§ EXERCISE OBJECTIVE
Word for word, give the material below again, minus any images.

§ SUPPLIED DATA
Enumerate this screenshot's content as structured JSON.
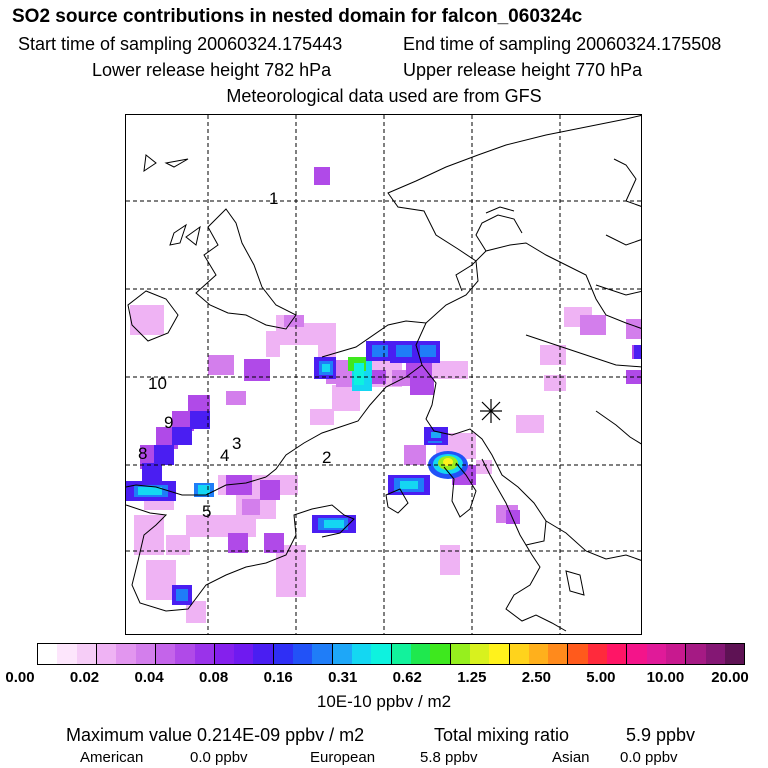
{
  "title": "SO2 source contributions in nested domain for falcon_060324c",
  "info": {
    "start": "Start time of sampling 20060324.175443",
    "end": "End time of sampling 20060324.175508",
    "lower": "Lower release height  782 hPa",
    "upper": "Upper release height  770 hPa",
    "meteo": "Meteorological data used are from GFS"
  },
  "map": {
    "labels": [
      "1",
      "10",
      "9",
      "8",
      "4",
      "3",
      "2",
      "5"
    ],
    "marker_icon": "asterisk-icon"
  },
  "colorbar": {
    "colors": [
      "#ffffff",
      "#fde6fc",
      "#f6cdf7",
      "#efb3f4",
      "#e296ef",
      "#d37eec",
      "#c464ea",
      "#b04ae8",
      "#9a33ea",
      "#8520ed",
      "#6f1af0",
      "#4a1ef2",
      "#2f2ff5",
      "#2252f7",
      "#1f7df8",
      "#1ea7f8",
      "#14d7f2",
      "#0ef2df",
      "#12f29c",
      "#1fe84e",
      "#3ee81e",
      "#96ef1e",
      "#d8f11e",
      "#fff21c",
      "#ffd31c",
      "#ffb01c",
      "#ff8a1c",
      "#ff5a1c",
      "#ff2a3c",
      "#ff1566",
      "#f4148a",
      "#e01a99",
      "#c8198f",
      "#a51a84",
      "#841774",
      "#5e1254"
    ],
    "ticks": [
      "0.00",
      "0.02",
      "0.04",
      "0.08",
      "0.16",
      "0.31",
      "0.62",
      "1.25",
      "2.50",
      "5.00",
      "10.00",
      "20.00"
    ],
    "unit": "10E-10 ppbv / m2"
  },
  "summary": {
    "max_label": "Maximum value  0.214E-09 ppbv / m2",
    "total_label": "Total mixing ratio",
    "total_value": "5.9 ppbv",
    "american_label": "American",
    "american_value": "0.0 ppbv",
    "european_label": "European",
    "european_value": "5.8 ppbv",
    "asian_label": "Asian",
    "asian_value": "0.0 ppbv"
  }
}
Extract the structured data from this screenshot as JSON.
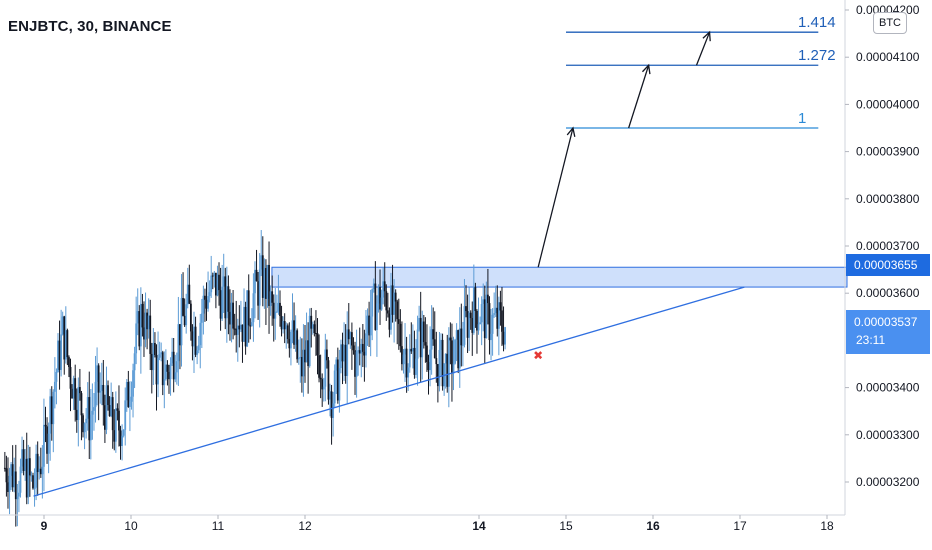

§ THE RESULT
Enumerate this screenshot's content as structured JSON.
{
  "title": "SO2 source contributions in nested domain for falcon_060324c",
  "info": {
    "start": "Start time of sampling 20060324.175443",
    "end": "End time of sampling 20060324.175508",
    "lower": "Lower release height  782 hPa",
    "upper": "Upper release height  770 hPa",
    "meteo": "Meteorological data used are from GFS"
  },
  "map": {
    "labels": [
      "1",
      "10",
      "9",
      "8",
      "4",
      "3",
      "2",
      "5"
    ],
    "marker_icon": "asterisk-icon"
  },
  "colorbar": {
    "colors": [
      "#ffffff",
      "#fde6fc",
      "#f6cdf7",
      "#efb3f4",
      "#e296ef",
      "#d37eec",
      "#c464ea",
      "#b04ae8",
      "#9a33ea",
      "#8520ed",
      "#6f1af0",
      "#4a1ef2",
      "#2f2ff5",
      "#2252f7",
      "#1f7df8",
      "#1ea7f8",
      "#14d7f2",
      "#0ef2df",
      "#12f29c",
      "#1fe84e",
      "#3ee81e",
      "#96ef1e",
      "#d8f11e",
      "#fff21c",
      "#ffd31c",
      "#ffb01c",
      "#ff8a1c",
      "#ff5a1c",
      "#ff2a3c",
      "#ff1566",
      "#f4148a",
      "#e01a99",
      "#c8198f",
      "#a51a84",
      "#841774",
      "#5e1254"
    ],
    "ticks": [
      "0.00",
      "0.02",
      "0.04",
      "0.08",
      "0.16",
      "0.31",
      "0.62",
      "1.25",
      "2.50",
      "5.00",
      "10.00",
      "20.00"
    ],
    "unit": "10E-10 ppbv / m2"
  },
  "summary": {
    "max_label": "Maximum value  0.214E-09 ppbv / m2",
    "total_label": "Total mixing ratio",
    "total_value": "5.9 ppbv",
    "american_label": "American",
    "american_value": "0.0 ppbv",
    "european_label": "European",
    "european_value": "5.8 ppbv",
    "asian_label": "Asian",
    "asian_value": "0.0 ppbv"
  }
}
Extract the structured data from this screenshot as JSON.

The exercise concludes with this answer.